## Input for this task
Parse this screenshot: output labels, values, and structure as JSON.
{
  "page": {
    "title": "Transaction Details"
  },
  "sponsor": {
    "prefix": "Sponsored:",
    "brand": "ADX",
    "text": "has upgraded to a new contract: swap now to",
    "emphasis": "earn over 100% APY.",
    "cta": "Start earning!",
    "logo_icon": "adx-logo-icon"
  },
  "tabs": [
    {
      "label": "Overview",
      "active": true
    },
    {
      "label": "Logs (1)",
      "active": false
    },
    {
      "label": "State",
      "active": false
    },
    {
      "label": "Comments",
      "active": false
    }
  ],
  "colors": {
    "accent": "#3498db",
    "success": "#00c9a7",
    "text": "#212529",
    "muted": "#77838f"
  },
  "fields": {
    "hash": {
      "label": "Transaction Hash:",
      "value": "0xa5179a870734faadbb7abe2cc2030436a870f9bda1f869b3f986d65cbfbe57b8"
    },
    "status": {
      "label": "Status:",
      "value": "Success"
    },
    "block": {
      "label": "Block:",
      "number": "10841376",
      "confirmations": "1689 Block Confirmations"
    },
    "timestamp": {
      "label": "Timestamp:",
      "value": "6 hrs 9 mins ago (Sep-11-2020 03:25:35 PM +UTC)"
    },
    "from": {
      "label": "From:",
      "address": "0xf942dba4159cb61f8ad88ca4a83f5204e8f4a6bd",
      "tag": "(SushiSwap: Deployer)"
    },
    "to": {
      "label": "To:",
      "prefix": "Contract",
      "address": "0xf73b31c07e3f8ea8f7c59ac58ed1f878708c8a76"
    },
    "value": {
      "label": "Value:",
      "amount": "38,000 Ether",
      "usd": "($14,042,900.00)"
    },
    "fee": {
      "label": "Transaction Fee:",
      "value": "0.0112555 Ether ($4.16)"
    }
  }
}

## Problem to work on
Restate all of the entries exactly, please.

## Task response
Parse this screenshot: output labels, values, and structure as JSON.
{
  "page": {
    "title": "Transaction Details"
  },
  "sponsor": {
    "prefix": "Sponsored:",
    "brand": "ADX",
    "text": "has upgraded to a new contract: swap now to",
    "emphasis": "earn over 100% APY.",
    "cta": "Start earning!",
    "logo_icon": "adx-logo-icon"
  },
  "tabs": [
    {
      "label": "Overview",
      "active": true
    },
    {
      "label": "Logs (1)",
      "active": false
    },
    {
      "label": "State",
      "active": false
    },
    {
      "label": "Comments",
      "active": false
    }
  ],
  "colors": {
    "accent": "#3498db",
    "success": "#00c9a7",
    "text": "#212529",
    "muted": "#77838f"
  },
  "fields": {
    "hash": {
      "label": "Transaction Hash:",
      "value": "0xa5179a870734faadbb7abe2cc2030436a870f9bda1f869b3f986d65cbfbe57b8"
    },
    "status": {
      "label": "Status:",
      "value": "Success"
    },
    "block": {
      "label": "Block:",
      "number": "10841376",
      "confirmations": "1689 Block Confirmations"
    },
    "timestamp": {
      "label": "Timestamp:",
      "value": "6 hrs 9 mins ago (Sep-11-2020 03:25:35 PM +UTC)"
    },
    "from": {
      "label": "From:",
      "address": "0xf942dba4159cb61f8ad88ca4a83f5204e8f4a6bd",
      "tag": "(SushiSwap: Deployer)"
    },
    "to": {
      "label": "To:",
      "prefix": "Contract",
      "address": "0xf73b31c07e3f8ea8f7c59ac58ed1f878708c8a76"
    },
    "value": {
      "label": "Value:",
      "amount": "38,000 Ether",
      "usd": "($14,042,900.00)"
    },
    "fee": {
      "label": "Transaction Fee:",
      "value": "0.0112555 Ether ($4.16)"
    }
  }
}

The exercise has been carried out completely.